INSTRUCTIONS TO FOLLOW.
Using the listing below, copy every line that mentions "hưởng".

------------------------

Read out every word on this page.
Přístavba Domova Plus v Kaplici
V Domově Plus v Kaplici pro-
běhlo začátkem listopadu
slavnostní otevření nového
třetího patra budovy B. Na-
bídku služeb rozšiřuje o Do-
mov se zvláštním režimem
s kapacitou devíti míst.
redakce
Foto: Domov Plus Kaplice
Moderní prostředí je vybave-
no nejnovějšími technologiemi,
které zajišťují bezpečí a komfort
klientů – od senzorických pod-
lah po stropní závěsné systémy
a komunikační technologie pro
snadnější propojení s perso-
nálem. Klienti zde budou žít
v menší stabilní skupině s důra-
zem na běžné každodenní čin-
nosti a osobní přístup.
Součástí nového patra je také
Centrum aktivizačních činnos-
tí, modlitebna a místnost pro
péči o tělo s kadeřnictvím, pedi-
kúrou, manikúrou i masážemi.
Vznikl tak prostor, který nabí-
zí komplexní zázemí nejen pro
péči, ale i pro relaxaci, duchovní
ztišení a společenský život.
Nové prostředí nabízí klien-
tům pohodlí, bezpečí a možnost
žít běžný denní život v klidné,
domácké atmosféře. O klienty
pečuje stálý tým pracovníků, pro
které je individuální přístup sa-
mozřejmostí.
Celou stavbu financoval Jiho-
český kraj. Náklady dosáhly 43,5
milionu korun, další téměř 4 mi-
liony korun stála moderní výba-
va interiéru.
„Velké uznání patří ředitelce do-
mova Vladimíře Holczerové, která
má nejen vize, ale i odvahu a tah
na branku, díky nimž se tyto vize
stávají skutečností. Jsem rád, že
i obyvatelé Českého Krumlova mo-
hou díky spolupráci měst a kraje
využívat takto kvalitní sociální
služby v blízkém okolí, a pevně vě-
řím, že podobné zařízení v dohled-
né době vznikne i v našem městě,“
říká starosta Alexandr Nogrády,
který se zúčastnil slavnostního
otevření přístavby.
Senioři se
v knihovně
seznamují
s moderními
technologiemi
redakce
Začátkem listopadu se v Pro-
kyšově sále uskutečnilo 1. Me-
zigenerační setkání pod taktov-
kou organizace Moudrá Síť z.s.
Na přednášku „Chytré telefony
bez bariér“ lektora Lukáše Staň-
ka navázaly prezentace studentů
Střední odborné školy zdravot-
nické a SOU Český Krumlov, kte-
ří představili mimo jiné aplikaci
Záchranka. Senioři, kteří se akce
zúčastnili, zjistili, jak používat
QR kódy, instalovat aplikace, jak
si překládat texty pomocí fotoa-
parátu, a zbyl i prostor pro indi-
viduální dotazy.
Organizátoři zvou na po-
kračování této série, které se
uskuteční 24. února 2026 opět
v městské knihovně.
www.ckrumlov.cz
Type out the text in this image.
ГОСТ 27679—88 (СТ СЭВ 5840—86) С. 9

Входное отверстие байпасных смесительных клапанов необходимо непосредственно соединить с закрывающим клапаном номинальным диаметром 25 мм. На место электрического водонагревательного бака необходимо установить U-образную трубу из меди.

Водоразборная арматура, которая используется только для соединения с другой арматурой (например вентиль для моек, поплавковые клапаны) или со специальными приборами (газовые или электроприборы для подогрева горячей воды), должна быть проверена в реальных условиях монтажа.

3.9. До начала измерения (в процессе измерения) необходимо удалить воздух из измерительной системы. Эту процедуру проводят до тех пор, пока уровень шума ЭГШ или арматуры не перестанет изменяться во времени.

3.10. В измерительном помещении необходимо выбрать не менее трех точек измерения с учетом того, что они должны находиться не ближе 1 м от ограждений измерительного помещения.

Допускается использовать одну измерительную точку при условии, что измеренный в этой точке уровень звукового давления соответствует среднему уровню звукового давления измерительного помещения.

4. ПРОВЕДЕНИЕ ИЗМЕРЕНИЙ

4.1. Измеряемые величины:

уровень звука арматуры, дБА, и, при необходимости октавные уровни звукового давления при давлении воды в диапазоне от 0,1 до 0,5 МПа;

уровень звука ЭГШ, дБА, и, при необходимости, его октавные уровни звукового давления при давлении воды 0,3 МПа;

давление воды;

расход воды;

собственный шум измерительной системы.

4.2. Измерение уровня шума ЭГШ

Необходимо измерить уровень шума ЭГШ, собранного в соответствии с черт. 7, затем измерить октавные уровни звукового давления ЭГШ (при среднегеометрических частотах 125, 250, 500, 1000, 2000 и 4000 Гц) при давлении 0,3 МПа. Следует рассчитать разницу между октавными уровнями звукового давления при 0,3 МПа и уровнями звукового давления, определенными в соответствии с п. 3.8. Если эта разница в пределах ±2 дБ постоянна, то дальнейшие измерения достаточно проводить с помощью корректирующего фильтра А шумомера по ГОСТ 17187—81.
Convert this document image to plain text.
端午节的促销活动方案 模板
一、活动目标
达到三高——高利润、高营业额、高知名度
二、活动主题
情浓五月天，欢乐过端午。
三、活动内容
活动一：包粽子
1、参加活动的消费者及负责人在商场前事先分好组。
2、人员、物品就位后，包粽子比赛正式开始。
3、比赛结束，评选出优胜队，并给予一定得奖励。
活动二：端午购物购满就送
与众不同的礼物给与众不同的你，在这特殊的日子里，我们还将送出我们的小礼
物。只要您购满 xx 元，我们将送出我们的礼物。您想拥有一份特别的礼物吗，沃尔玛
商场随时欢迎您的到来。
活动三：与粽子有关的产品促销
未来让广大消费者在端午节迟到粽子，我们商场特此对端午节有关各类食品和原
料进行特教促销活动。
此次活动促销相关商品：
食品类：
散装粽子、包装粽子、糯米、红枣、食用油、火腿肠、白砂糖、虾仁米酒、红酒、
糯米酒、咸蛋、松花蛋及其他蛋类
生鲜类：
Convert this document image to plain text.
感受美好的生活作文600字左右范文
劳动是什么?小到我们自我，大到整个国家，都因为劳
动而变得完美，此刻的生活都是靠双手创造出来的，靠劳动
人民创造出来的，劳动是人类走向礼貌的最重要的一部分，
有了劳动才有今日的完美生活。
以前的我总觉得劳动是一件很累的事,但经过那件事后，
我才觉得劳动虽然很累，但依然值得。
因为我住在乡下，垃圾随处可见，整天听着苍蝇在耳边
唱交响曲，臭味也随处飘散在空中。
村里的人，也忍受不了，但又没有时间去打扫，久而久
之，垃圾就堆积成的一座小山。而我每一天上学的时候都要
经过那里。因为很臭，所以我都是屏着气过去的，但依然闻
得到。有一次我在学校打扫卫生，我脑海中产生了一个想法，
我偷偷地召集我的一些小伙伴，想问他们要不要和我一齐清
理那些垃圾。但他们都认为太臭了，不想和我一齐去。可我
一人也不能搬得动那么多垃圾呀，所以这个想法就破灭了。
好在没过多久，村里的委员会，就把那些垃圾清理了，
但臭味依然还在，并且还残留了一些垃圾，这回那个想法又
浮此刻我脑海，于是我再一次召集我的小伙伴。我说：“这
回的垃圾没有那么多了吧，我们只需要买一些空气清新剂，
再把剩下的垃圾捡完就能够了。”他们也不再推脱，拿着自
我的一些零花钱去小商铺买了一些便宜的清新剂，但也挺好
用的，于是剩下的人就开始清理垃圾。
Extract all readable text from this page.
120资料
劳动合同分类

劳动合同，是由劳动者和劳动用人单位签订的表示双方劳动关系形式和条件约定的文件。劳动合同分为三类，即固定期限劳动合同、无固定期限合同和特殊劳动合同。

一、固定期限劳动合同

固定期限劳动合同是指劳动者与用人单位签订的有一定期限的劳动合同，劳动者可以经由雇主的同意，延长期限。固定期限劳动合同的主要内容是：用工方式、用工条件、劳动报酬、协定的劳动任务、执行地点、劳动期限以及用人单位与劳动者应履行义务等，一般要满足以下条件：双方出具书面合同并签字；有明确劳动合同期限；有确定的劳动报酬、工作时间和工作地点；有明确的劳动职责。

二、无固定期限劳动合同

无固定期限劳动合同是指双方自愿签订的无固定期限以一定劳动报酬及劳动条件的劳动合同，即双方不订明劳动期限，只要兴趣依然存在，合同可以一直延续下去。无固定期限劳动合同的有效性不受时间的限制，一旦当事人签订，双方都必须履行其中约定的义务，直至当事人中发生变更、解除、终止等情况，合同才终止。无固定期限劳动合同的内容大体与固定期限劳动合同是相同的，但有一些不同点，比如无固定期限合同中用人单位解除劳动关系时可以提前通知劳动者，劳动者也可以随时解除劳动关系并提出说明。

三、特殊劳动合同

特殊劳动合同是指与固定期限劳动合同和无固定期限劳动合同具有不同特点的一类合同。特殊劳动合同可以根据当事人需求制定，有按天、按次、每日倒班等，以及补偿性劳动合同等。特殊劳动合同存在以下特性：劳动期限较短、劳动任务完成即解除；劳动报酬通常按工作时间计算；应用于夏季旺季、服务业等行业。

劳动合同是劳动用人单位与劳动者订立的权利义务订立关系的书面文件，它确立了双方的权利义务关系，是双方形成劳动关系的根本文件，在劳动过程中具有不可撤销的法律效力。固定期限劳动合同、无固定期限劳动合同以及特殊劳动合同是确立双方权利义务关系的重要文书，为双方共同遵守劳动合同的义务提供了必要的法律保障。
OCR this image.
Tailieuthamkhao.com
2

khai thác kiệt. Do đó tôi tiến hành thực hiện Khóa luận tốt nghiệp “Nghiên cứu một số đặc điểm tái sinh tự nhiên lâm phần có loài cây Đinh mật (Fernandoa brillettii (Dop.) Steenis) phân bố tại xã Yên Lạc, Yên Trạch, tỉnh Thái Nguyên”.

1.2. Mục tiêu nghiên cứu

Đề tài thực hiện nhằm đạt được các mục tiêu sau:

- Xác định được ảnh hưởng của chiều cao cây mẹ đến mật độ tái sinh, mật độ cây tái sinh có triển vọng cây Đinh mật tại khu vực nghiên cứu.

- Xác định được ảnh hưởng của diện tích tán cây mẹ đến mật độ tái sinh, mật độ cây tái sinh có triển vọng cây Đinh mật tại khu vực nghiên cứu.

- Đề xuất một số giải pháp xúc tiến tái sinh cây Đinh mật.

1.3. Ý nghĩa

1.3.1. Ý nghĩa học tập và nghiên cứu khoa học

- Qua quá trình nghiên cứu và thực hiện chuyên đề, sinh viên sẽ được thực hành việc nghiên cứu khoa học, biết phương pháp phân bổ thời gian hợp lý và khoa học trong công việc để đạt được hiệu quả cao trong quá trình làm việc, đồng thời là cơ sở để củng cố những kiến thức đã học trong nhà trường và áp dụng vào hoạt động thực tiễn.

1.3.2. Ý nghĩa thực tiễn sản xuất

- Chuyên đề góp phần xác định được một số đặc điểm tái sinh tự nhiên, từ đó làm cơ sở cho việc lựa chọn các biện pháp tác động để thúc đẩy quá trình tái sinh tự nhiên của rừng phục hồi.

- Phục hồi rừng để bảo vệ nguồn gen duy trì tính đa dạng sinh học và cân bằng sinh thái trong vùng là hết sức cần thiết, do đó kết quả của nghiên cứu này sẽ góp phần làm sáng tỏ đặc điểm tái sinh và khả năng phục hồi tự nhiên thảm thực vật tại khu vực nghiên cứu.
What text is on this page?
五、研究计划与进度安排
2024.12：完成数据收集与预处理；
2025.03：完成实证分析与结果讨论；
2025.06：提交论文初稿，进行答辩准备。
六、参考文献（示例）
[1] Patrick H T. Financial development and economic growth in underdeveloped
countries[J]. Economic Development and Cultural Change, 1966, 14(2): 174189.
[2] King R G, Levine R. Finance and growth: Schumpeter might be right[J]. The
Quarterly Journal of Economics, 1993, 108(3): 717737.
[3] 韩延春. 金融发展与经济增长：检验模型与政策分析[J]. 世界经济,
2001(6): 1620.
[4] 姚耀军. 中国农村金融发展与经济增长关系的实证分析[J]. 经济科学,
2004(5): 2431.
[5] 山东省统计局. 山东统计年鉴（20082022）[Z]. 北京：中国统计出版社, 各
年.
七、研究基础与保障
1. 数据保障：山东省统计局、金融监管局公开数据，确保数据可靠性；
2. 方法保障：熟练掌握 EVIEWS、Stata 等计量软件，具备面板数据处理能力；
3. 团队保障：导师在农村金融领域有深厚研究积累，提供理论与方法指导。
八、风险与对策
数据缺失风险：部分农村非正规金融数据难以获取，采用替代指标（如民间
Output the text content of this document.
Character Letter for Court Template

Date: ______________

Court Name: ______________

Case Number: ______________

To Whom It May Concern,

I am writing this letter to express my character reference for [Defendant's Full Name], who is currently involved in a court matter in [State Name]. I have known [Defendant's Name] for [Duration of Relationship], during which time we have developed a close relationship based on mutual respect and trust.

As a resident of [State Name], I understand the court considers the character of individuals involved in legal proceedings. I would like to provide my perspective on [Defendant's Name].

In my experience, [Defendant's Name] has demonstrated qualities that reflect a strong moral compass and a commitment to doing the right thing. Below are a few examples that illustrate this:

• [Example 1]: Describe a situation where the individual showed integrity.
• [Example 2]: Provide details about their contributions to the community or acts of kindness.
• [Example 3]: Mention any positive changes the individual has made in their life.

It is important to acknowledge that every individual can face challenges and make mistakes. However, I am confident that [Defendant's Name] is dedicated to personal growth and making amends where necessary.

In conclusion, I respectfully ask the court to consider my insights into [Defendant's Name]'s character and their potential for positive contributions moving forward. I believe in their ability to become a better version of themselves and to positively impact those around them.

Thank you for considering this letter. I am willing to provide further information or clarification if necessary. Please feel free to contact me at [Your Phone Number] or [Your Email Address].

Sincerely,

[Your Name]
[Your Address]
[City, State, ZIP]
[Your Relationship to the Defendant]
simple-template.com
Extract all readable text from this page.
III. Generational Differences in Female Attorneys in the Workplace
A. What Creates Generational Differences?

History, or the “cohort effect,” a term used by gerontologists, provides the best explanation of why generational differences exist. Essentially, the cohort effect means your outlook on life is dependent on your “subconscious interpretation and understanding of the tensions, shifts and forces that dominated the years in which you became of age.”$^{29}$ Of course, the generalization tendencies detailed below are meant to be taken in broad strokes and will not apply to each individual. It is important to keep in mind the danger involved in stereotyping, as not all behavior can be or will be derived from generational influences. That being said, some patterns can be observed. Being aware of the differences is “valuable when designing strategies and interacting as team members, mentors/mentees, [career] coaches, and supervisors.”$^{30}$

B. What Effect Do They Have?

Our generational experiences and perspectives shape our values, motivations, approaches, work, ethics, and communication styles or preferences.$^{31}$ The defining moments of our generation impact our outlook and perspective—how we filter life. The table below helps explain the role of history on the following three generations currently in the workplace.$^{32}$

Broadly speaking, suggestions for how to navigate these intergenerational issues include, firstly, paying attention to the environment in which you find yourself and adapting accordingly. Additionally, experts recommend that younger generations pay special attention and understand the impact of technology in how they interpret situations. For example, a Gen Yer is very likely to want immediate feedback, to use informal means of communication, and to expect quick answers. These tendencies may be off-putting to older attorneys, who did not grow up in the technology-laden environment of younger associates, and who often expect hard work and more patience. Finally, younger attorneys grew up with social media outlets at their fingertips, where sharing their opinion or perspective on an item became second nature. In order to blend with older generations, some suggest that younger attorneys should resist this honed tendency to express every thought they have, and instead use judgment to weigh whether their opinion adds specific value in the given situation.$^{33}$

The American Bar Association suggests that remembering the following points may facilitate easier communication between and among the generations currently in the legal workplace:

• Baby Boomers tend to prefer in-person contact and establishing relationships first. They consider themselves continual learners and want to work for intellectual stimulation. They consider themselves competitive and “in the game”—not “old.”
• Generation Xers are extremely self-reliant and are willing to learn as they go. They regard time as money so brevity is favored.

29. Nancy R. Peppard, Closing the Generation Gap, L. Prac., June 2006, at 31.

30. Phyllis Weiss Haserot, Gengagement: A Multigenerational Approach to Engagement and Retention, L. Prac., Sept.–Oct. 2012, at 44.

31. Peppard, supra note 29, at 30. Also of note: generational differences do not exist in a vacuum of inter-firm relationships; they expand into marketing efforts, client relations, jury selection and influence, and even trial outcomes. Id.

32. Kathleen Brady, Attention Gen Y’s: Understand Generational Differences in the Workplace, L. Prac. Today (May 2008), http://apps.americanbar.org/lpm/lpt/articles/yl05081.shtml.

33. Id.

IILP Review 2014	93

------------------------

WRITTEN SOLUTION.
- Xác định được ảnh hưởng của chiều cao cây mẹ đến mật độ tái sinh, mật độ cây tái sinh có triển vọng cây Đinh mật tại khu vực nghiên cứu.
- Xác định được ảnh hưởng của diện tích tán cây mẹ đến mật độ tái sinh, mật độ cây tái sinh có triển vọng cây Đinh mật tại khu vực nghiên cứu.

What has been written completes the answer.